:: Text provided ::

What's most interesting to me in this scene, however, is that Bella, the girl who wants you to believe she is a "bad liar", has taken a break from lying to her father and the administration lady about her feelings, and has graduated to lying to herself. Quite honestly, I'm a little perplexed at the choice of wording here: Bella doesn't "reassure" herself feebly or feebly "psych [herself] up" - she "lies" to herself. It's difficult for me to sometimes separate out S.Meyer-the-Narrator from Bella-the-narrator. If Bella believes that the sentiment I can do this is a lie, then it seems like she has a very low opinion of herself; if S.Meyer believe that the sentiment I can do this is a lie, then it seems that she has a very low opinion of her protagonist.

What's interesting to me is that the source of the opinion that I can do this = lie actually impacts the narrative in a rather complex way. If Bella believes her statement to be a lie, then she's either extremely cynical or extremely lacking in self-esteem, and yet she chooses to go through the motions of lying to herself anyway. The very act of telling herself this reassuring lie, even while she "knows" it to be a lie, points to the possibility that she doesn't fully believe it to be a lie after all. It puts me in mind of a pessimist insisting that it will rain while privately cherishing the believe that the act of saying so will make it untrue - that the universe will grant lovely weather instead in order to screw up the pessimist's "predictions". In essence, it's the equivalent of trying to use Reverse Psychology on the universe, as if it were a rather cranky and cantankerous toddler.

If this is the case, then we have a relatively complex character: A nervous Bella reassures herself that she can get through the day... then immediately worries that such reassurance might be "bad luck"... so she quickly labels the reassuring statement a "lie"... so that the malevolent universe around her will take note of her "lie" and will make her wrong by making the "lie" a reality... thereby allowing Bella to get through the day unscathed! It's two parts excessive worrying and two parts superstition, but it's a situation that I can at least visualize actually happening, especially if I replace Bella with Allie from Hyperbole-and-a-Half.

:::
:: Data listing ::

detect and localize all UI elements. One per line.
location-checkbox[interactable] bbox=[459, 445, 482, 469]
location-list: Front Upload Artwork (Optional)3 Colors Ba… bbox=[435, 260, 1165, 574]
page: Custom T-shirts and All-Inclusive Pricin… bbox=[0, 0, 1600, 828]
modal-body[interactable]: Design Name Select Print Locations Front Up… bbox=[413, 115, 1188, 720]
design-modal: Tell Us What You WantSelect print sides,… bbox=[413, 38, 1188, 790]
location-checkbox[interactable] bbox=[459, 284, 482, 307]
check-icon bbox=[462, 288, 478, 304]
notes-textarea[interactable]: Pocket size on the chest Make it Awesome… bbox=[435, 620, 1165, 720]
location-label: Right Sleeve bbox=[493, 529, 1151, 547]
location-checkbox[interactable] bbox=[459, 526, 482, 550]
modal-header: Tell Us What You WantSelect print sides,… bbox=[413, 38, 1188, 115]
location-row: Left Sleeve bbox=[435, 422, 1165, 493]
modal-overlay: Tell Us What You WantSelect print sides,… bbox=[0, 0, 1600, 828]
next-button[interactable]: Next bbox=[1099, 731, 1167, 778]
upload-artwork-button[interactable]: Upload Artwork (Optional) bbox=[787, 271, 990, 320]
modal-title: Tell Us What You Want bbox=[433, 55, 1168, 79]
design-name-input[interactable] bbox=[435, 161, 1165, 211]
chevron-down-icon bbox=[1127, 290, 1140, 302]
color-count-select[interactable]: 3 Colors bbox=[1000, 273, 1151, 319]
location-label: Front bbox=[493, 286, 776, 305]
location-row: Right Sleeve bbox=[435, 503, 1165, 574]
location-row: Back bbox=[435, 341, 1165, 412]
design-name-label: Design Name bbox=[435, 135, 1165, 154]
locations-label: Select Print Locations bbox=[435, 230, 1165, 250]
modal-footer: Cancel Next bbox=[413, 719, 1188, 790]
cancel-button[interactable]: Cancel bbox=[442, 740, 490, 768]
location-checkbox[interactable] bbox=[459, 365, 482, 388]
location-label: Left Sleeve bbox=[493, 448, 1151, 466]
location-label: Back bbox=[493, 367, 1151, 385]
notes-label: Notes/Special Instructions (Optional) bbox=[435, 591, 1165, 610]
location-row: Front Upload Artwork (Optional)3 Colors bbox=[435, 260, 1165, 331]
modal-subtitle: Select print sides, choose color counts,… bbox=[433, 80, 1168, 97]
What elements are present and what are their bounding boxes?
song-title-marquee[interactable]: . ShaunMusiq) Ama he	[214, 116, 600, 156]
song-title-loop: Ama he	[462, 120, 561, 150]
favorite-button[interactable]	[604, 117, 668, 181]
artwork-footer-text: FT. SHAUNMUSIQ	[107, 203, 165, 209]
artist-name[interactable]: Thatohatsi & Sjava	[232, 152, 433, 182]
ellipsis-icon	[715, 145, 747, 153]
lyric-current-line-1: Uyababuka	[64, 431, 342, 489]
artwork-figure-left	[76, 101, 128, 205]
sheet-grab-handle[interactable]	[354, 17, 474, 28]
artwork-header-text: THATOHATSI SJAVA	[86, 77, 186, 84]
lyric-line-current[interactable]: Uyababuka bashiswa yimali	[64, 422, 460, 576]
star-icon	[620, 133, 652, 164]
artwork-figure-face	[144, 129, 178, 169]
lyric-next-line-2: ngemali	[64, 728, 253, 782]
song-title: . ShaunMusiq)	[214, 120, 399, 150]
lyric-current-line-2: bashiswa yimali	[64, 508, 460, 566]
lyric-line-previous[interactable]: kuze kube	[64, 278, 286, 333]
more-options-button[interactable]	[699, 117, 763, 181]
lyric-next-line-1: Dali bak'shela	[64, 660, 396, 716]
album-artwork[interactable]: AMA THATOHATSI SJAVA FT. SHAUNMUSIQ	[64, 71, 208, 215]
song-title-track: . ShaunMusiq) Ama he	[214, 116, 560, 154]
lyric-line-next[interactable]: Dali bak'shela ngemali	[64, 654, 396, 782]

:::

• [Work to complete]
1: Decide whether each statement below agrees with the commentary on Bella, answering yes or no and quoting the deciding words. (a) Bella has stopped lying to herself. (b) The writer likens the act to trying Reverse Psychology on the universe. (c) The writer finds it easy to separate S.Meyer-the-Narrator from Bella-the-narrator.
2: In the commentary on Bella, who does the writer substitute for Bella to picture the situation actually happening?

• [Expected outputs]
1:
(a) No: "has graduated to lying to herself"
(b) Yes: "it's the equivalent of trying to use Reverse Psychology on the universe"
(c) No: "It's difficult for me to sometimes separate out S.Meyer-the-Narrator from Bella-the-narrator."

2: Allie from Hyperbole-and-a-Half.